▸ Entries shown:
......
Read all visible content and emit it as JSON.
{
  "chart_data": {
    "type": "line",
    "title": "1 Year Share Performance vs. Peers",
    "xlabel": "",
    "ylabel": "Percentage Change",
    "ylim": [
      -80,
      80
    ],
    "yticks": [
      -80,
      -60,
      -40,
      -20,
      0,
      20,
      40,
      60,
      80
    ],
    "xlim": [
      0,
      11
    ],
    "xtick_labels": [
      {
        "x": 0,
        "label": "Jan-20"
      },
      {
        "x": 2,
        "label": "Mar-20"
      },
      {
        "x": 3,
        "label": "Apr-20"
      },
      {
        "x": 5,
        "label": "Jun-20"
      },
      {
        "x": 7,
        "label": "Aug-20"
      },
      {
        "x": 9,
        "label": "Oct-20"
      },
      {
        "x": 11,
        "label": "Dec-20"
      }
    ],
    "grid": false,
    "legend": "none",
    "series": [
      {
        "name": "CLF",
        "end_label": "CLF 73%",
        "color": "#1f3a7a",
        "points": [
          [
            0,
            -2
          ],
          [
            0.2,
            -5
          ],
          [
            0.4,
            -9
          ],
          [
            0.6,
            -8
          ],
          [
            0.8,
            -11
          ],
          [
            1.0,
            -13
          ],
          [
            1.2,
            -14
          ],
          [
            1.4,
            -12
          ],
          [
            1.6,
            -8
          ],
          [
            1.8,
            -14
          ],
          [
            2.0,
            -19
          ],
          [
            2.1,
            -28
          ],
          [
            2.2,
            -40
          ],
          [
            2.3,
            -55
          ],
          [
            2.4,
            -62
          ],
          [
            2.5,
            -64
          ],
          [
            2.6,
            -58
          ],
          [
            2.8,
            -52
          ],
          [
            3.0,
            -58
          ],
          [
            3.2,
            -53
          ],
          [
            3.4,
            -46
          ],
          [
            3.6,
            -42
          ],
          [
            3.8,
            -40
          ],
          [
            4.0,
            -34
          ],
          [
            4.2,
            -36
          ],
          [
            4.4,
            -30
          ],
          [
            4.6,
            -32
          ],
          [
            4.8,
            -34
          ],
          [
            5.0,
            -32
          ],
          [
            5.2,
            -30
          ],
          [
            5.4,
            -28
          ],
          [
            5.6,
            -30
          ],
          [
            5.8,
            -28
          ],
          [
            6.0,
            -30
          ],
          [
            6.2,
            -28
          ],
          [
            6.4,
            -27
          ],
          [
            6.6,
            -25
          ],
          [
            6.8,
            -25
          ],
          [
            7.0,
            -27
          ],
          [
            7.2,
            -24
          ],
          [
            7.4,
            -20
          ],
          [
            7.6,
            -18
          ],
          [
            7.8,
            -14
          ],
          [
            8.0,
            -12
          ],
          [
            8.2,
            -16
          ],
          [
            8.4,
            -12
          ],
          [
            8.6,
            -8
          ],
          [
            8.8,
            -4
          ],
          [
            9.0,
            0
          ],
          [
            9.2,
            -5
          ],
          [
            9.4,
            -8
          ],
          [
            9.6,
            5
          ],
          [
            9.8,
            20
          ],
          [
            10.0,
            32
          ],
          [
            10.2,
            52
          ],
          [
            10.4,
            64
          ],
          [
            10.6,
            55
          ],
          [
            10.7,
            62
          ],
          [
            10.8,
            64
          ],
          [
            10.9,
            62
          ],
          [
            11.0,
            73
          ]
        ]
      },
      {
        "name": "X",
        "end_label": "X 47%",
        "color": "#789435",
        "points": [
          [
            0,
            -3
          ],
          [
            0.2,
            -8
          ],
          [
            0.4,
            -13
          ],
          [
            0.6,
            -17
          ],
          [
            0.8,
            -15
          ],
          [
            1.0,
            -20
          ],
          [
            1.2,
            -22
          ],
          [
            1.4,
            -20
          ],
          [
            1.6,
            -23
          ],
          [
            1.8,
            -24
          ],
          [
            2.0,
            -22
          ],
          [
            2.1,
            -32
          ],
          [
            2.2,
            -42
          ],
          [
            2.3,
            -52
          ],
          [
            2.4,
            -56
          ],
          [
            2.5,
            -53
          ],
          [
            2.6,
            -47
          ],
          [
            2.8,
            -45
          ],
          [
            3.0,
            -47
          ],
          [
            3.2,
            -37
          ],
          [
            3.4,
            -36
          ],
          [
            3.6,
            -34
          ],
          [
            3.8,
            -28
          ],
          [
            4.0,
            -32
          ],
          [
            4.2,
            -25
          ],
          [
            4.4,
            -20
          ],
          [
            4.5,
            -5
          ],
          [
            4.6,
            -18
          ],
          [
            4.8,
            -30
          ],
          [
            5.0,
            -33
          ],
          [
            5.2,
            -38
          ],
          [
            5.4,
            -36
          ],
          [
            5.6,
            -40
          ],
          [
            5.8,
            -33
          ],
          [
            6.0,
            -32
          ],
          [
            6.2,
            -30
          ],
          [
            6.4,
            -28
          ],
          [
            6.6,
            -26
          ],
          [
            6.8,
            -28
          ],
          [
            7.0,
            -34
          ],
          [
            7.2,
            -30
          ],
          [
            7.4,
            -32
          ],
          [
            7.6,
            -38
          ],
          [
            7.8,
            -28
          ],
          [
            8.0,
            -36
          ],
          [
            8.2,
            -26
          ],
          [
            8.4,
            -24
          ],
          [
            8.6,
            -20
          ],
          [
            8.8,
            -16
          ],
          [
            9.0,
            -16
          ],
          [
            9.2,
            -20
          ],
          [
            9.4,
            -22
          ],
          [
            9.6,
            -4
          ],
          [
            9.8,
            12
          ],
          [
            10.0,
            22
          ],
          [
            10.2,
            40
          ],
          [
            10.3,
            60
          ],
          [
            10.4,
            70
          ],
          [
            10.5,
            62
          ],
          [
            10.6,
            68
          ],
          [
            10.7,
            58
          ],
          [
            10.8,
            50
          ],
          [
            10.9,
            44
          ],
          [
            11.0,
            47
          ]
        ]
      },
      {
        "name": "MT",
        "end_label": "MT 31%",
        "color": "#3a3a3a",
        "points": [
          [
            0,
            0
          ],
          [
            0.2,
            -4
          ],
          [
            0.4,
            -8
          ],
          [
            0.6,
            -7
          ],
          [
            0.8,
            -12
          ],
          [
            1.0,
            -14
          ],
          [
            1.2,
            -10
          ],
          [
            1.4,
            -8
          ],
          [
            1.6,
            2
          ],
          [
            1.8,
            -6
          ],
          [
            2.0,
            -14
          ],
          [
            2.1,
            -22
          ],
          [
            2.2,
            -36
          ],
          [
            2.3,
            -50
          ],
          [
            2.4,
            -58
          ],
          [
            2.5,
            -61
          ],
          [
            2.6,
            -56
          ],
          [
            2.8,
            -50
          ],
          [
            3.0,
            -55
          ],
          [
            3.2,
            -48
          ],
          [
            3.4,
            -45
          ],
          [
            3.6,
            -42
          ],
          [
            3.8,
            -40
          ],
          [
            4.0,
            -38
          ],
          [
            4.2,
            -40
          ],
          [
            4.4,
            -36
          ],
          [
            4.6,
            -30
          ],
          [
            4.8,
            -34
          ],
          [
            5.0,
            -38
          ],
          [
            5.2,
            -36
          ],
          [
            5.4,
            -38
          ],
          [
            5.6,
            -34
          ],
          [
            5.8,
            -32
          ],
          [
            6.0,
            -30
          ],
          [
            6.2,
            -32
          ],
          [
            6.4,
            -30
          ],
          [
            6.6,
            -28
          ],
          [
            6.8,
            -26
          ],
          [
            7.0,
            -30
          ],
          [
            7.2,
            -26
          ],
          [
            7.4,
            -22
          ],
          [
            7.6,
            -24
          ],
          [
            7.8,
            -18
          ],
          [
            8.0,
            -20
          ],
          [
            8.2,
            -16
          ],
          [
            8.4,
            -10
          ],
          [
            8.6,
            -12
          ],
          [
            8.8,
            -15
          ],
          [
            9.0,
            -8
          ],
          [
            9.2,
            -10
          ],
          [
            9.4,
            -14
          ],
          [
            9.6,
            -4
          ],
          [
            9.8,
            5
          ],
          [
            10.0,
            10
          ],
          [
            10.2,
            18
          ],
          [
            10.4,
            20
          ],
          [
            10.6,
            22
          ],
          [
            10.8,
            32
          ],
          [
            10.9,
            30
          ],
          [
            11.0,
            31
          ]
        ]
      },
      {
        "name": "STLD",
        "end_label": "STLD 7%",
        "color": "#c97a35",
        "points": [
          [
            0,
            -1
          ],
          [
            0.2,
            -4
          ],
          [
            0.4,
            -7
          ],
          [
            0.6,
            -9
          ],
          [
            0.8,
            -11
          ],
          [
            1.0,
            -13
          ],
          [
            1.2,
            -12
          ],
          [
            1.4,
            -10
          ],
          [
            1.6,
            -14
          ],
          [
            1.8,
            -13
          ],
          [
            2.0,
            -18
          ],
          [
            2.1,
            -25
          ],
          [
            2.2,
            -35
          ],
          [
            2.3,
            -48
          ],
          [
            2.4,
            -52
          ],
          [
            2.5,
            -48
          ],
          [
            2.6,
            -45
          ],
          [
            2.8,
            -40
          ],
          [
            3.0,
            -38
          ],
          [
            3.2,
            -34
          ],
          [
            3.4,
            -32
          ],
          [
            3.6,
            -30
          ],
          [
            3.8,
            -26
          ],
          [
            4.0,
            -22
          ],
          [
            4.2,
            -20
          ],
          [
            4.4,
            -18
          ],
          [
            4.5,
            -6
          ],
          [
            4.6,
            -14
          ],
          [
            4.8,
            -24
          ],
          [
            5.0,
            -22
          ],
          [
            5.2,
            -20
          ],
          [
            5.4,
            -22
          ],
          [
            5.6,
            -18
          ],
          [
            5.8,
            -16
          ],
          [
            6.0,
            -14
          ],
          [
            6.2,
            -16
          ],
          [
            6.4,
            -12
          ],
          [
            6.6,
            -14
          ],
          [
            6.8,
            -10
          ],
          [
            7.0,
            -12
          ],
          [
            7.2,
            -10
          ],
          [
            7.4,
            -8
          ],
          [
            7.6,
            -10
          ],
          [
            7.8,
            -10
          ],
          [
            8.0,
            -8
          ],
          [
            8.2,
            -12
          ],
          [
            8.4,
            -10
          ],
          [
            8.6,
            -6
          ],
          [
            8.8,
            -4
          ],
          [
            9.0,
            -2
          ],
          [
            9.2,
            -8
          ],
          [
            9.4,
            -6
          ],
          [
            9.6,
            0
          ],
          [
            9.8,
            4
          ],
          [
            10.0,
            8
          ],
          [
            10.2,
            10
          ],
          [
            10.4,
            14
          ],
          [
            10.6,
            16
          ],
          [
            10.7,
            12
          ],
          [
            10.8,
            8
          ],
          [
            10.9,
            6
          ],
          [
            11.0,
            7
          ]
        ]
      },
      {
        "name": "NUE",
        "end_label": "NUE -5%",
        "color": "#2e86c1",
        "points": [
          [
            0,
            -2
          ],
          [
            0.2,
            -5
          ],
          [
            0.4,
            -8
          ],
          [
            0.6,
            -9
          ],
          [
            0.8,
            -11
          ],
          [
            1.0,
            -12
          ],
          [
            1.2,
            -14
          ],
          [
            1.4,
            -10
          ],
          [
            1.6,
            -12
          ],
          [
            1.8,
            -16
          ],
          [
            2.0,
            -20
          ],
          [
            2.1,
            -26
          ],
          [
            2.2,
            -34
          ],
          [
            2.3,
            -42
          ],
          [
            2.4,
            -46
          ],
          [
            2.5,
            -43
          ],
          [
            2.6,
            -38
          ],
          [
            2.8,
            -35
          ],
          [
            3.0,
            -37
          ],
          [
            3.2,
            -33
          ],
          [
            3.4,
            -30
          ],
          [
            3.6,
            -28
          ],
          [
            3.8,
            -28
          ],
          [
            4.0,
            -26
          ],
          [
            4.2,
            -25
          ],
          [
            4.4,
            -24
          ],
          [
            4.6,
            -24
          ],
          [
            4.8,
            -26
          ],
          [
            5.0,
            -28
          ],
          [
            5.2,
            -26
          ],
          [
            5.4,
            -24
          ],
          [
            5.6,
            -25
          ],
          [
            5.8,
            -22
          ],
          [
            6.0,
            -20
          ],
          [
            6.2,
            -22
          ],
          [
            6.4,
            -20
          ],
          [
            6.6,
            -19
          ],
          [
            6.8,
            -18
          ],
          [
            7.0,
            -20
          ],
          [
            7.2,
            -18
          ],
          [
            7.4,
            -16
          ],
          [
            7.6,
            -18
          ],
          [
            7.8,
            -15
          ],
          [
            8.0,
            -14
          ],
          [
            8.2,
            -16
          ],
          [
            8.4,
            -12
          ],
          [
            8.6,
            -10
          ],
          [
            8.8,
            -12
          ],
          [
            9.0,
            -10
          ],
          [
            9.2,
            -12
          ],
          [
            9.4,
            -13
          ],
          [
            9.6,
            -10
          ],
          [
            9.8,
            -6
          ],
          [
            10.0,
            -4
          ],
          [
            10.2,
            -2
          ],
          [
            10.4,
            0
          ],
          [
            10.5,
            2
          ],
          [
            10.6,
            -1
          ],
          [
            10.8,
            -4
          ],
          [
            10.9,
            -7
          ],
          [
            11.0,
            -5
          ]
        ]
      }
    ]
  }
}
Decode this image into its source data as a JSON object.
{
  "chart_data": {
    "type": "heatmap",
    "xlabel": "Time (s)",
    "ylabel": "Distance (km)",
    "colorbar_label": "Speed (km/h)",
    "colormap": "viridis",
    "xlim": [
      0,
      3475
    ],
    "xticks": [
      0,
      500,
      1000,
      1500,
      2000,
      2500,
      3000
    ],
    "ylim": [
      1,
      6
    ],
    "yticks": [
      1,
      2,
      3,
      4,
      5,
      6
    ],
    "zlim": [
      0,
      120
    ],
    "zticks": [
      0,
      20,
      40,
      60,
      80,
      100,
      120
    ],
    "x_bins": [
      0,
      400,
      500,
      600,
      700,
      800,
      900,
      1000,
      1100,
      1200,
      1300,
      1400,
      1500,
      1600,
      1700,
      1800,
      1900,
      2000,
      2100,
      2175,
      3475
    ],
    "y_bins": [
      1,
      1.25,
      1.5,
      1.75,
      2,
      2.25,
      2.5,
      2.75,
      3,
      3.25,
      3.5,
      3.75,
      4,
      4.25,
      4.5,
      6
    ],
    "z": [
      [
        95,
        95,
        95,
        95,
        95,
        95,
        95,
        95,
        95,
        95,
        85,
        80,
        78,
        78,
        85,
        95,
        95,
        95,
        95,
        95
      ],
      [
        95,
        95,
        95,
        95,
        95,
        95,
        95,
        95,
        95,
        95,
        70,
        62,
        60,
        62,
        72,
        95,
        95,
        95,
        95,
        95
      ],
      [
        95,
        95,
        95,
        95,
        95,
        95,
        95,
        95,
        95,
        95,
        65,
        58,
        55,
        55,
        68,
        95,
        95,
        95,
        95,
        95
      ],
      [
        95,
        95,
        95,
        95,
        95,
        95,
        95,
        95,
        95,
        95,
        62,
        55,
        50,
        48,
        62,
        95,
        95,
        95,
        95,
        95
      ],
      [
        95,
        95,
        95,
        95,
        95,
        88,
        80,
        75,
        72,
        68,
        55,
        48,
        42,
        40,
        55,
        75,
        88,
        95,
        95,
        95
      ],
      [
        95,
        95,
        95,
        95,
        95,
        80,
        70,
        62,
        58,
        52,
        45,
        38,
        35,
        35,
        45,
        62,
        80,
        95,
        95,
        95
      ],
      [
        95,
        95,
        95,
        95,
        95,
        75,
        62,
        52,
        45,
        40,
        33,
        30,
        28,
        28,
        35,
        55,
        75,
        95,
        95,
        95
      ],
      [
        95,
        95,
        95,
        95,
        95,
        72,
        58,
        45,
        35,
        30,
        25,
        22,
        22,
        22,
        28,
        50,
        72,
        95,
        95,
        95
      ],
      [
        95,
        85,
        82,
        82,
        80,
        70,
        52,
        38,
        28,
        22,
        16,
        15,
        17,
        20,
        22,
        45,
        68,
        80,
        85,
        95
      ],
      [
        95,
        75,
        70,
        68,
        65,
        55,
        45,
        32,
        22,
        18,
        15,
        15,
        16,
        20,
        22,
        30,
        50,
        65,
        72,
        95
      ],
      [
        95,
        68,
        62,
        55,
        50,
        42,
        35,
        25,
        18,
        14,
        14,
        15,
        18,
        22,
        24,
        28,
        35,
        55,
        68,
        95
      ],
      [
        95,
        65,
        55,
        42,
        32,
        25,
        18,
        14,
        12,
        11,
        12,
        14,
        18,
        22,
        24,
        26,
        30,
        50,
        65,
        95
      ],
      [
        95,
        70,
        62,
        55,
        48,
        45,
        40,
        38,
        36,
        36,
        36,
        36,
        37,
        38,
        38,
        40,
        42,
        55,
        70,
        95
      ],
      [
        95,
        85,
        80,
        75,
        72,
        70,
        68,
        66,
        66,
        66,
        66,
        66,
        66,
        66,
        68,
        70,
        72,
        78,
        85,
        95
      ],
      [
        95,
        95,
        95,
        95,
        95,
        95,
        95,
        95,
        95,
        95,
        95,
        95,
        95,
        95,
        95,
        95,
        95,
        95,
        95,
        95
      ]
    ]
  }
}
......
▸ Your instructions: Go over the records above and tally each line that includes "JSON". Give the total by itself.

▸ Task output: 2